— BEGIN —
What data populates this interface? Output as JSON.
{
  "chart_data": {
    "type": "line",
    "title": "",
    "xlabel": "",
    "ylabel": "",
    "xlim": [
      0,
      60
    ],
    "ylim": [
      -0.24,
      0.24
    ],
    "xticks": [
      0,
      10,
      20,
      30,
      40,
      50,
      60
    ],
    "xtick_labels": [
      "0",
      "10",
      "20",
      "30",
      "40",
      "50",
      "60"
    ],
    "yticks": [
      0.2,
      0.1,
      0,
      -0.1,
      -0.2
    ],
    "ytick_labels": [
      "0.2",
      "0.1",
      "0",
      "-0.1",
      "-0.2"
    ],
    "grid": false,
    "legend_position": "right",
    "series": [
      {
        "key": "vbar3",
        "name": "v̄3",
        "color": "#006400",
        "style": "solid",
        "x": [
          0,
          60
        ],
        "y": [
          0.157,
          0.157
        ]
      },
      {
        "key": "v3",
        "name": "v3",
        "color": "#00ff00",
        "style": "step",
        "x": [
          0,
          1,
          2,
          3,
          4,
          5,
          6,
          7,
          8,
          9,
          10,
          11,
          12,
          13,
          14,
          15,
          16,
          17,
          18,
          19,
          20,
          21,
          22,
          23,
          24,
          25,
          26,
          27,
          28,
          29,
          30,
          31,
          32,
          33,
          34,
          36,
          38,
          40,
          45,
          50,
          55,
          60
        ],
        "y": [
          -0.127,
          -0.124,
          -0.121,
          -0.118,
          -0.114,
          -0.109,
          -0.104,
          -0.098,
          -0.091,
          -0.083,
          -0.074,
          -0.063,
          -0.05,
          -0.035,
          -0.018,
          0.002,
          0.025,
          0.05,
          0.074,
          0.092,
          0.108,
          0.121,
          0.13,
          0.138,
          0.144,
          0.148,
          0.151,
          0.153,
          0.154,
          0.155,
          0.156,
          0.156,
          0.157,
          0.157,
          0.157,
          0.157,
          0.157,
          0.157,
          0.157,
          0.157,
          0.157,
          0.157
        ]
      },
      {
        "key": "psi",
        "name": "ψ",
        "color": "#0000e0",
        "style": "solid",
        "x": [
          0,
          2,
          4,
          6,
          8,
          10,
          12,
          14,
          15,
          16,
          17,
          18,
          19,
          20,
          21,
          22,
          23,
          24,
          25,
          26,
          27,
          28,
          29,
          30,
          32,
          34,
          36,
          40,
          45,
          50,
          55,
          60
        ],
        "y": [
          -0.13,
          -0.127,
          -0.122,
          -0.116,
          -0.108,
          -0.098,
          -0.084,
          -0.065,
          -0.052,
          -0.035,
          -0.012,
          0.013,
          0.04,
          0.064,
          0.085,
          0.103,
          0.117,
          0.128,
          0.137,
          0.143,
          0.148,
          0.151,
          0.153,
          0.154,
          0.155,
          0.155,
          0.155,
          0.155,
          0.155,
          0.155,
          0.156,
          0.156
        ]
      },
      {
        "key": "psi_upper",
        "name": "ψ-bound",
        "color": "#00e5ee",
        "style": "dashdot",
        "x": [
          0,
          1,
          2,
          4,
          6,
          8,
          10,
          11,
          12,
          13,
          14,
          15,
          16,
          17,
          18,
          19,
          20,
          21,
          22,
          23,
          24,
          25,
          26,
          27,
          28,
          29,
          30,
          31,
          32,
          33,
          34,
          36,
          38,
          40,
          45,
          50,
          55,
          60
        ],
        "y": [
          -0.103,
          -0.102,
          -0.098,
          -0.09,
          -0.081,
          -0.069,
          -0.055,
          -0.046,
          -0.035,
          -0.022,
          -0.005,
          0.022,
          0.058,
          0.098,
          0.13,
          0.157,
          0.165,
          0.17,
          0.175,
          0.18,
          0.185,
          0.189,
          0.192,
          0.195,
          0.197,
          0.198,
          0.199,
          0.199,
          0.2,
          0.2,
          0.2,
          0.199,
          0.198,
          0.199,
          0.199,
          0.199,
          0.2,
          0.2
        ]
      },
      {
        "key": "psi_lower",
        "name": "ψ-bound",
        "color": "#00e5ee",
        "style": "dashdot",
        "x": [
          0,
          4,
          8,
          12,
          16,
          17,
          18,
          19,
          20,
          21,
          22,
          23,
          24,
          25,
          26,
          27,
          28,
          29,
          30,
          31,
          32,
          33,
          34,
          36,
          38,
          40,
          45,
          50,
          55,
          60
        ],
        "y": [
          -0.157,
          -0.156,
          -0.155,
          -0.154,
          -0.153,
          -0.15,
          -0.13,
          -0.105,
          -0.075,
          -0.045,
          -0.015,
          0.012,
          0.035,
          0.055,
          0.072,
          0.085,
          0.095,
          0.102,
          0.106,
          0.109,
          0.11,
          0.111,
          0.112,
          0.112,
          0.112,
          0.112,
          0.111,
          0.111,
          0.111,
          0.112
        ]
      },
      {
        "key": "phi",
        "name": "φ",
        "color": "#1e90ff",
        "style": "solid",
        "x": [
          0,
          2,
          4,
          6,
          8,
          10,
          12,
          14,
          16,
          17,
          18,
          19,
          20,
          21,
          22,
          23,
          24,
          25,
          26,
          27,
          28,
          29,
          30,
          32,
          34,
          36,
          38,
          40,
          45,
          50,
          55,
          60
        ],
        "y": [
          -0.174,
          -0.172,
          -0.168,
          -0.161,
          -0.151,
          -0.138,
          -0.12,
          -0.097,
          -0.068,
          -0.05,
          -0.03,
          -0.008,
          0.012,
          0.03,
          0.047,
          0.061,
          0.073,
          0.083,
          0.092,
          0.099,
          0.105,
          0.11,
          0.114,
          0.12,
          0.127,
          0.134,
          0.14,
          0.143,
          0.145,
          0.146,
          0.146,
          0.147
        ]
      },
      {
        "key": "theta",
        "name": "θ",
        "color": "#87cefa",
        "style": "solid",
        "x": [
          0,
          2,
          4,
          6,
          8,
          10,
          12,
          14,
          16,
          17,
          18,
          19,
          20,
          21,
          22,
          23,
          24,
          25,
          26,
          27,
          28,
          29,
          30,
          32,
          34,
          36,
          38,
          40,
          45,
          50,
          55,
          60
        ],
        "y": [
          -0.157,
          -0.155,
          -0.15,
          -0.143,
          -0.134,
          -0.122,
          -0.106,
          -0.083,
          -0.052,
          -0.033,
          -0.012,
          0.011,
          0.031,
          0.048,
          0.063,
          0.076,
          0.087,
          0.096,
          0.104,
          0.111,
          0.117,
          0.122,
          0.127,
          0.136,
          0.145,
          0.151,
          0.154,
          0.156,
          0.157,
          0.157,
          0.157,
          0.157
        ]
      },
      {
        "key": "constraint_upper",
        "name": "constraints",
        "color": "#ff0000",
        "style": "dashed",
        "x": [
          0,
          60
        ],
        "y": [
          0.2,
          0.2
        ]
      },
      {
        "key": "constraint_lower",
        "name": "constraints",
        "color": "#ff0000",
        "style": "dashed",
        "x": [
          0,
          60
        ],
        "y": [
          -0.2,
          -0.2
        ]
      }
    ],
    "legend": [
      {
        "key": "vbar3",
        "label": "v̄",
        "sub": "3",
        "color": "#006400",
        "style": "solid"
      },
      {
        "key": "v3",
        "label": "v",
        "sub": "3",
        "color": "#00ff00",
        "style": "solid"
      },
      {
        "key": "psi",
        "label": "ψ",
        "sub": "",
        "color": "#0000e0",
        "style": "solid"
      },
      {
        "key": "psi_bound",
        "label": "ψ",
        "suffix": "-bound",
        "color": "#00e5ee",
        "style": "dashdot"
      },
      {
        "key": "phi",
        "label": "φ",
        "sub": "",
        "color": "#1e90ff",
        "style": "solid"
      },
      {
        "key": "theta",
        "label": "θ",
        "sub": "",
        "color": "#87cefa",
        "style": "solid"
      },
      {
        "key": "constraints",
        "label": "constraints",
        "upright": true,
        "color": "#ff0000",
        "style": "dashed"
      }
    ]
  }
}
— END —
**PROBLEM DETAILS**
Identify lines with the string "constraints". Copy each one.

**FULL ANSWER**
        "name": "constraints",
        "name": "constraints",
        "key": "constraints",
        "label": "constraints",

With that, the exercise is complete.